_Stated goal_
Examine the records and identify each line that includes the string "some". Copy those lines.

═════ Extracted information ═════

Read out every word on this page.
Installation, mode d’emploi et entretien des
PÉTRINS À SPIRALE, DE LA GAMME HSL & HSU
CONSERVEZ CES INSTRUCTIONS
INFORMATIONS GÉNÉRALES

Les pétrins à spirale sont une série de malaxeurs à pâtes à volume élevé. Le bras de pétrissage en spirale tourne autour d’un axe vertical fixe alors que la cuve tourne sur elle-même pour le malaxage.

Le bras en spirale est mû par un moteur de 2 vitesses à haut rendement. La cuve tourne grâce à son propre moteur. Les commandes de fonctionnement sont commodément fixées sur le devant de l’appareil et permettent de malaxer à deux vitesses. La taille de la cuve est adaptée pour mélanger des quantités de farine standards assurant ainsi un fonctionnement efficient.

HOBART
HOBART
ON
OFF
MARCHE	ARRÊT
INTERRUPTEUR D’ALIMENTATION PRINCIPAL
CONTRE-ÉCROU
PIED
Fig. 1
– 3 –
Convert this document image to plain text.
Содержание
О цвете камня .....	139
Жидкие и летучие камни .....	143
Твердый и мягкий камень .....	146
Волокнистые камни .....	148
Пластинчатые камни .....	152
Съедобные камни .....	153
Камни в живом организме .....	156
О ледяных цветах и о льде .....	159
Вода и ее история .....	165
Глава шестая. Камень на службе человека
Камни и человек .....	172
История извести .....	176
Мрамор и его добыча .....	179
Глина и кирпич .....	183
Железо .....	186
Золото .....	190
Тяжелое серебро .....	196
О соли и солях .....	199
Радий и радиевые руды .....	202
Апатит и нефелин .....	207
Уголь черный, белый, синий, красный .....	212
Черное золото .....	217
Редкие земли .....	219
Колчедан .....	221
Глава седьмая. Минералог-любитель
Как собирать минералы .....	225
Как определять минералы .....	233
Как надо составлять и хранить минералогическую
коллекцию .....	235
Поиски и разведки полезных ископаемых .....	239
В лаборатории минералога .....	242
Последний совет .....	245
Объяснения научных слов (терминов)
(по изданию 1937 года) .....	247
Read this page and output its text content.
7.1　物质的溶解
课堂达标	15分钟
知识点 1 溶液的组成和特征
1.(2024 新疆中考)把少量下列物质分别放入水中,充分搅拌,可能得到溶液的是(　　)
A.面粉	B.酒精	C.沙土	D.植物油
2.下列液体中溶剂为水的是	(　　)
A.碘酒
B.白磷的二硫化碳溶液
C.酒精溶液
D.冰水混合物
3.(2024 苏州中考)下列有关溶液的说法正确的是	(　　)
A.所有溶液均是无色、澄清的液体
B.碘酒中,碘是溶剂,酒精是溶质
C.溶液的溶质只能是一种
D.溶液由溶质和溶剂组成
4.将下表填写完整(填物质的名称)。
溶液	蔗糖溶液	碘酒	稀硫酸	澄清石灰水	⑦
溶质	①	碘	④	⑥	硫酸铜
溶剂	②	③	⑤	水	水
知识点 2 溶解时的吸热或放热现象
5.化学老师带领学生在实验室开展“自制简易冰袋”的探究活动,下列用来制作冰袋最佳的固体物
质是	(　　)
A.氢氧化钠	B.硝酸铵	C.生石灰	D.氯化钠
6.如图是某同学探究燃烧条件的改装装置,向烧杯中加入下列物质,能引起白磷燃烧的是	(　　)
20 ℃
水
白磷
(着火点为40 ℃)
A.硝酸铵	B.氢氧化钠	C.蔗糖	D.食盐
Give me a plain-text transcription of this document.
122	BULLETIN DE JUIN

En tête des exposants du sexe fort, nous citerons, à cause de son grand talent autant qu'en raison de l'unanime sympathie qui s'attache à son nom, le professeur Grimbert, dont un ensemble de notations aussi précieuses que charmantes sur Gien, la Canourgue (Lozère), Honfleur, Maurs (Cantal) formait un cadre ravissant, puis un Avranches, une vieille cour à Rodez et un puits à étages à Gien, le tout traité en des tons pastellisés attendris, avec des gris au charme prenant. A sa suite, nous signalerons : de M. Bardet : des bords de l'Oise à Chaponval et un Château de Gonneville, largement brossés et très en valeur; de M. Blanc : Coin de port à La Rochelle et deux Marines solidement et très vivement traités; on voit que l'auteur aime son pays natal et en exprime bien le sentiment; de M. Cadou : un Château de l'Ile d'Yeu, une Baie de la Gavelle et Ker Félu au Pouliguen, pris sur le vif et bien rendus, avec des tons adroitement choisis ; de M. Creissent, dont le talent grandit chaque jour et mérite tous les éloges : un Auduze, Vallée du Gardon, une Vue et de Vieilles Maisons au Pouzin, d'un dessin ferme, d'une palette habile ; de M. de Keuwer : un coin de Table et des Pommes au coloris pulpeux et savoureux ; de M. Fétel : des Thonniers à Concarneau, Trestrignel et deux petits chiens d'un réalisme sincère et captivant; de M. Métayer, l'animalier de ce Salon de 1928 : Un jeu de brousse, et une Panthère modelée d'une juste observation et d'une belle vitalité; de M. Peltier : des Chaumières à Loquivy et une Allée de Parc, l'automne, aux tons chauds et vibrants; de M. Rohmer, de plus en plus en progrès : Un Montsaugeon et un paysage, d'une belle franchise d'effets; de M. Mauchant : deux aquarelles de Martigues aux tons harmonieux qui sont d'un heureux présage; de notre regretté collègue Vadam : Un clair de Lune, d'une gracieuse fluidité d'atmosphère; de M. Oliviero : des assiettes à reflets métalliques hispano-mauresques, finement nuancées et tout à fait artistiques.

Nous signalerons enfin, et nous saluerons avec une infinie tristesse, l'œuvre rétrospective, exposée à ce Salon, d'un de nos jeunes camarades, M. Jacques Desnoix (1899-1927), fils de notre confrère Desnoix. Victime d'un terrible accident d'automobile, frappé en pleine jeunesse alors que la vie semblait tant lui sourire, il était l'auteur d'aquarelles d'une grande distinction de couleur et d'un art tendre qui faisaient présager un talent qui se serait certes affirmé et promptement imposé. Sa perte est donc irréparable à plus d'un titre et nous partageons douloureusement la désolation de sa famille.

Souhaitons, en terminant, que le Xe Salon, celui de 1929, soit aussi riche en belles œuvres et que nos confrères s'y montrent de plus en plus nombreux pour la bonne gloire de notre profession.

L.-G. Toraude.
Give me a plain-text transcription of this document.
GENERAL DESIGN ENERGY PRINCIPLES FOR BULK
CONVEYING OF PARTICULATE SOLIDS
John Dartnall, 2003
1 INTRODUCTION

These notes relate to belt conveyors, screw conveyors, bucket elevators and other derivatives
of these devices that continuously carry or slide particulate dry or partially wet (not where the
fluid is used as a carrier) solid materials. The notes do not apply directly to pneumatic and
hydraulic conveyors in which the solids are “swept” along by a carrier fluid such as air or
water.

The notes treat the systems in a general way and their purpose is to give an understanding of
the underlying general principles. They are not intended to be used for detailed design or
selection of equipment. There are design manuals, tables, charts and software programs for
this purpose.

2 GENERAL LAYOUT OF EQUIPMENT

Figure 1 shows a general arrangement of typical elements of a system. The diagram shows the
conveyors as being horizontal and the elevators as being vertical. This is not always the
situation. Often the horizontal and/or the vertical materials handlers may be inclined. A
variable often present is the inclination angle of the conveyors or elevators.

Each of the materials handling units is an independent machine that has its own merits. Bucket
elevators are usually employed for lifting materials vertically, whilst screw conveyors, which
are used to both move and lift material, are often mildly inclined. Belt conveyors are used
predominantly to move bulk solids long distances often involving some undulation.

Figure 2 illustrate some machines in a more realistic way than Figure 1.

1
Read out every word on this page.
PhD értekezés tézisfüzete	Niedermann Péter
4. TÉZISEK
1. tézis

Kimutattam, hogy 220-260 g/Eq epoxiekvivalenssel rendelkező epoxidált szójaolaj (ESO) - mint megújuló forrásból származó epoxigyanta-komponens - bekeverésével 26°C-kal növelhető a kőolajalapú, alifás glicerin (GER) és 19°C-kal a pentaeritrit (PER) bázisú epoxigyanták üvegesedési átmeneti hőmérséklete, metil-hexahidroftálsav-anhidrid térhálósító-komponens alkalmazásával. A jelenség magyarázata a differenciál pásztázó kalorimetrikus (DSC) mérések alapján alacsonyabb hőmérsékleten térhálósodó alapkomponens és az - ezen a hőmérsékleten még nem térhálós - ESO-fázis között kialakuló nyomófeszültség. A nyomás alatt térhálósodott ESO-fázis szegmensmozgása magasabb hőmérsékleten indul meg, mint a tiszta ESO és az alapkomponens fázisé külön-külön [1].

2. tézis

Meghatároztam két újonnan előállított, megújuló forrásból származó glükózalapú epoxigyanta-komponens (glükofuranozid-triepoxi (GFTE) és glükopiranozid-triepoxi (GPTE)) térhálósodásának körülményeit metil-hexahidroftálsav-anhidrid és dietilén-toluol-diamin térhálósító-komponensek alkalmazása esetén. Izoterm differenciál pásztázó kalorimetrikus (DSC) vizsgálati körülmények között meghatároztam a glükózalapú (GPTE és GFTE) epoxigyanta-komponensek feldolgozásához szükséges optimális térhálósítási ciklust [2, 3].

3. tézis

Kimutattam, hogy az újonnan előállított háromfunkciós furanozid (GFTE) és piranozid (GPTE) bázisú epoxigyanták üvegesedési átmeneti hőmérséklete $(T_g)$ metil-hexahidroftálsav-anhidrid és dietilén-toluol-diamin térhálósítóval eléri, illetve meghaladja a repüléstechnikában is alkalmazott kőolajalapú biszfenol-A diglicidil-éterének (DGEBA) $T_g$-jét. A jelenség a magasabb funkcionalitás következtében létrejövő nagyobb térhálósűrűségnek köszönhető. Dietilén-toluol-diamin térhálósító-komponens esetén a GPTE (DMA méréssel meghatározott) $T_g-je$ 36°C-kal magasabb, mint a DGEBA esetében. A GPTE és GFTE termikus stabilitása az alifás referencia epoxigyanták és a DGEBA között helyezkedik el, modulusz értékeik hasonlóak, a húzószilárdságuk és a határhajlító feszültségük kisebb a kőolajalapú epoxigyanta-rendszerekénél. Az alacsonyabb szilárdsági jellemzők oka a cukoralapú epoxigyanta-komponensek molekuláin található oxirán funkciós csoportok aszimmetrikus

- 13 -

═════

_Solution below_
predominantly to move bulk solids long distances often involving some undulation.
Figure 2 illustrate some machines in a more realistic way than Figure 1.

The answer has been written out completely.